___ DATA SHOWN

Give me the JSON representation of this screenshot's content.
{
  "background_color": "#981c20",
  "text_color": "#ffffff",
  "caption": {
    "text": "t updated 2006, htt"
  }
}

______

§ **DIRECTIONS**
Copy out each record exactly as given, omitting none.

§ **FINISHED ANSWER**
Give me the JSON representation of this screenshot's content.
{
  "background_color": "#981c20",
  "text_color": "#ffffff",
  "caption": {
    "text": "t updated 2006, htt"
  }
}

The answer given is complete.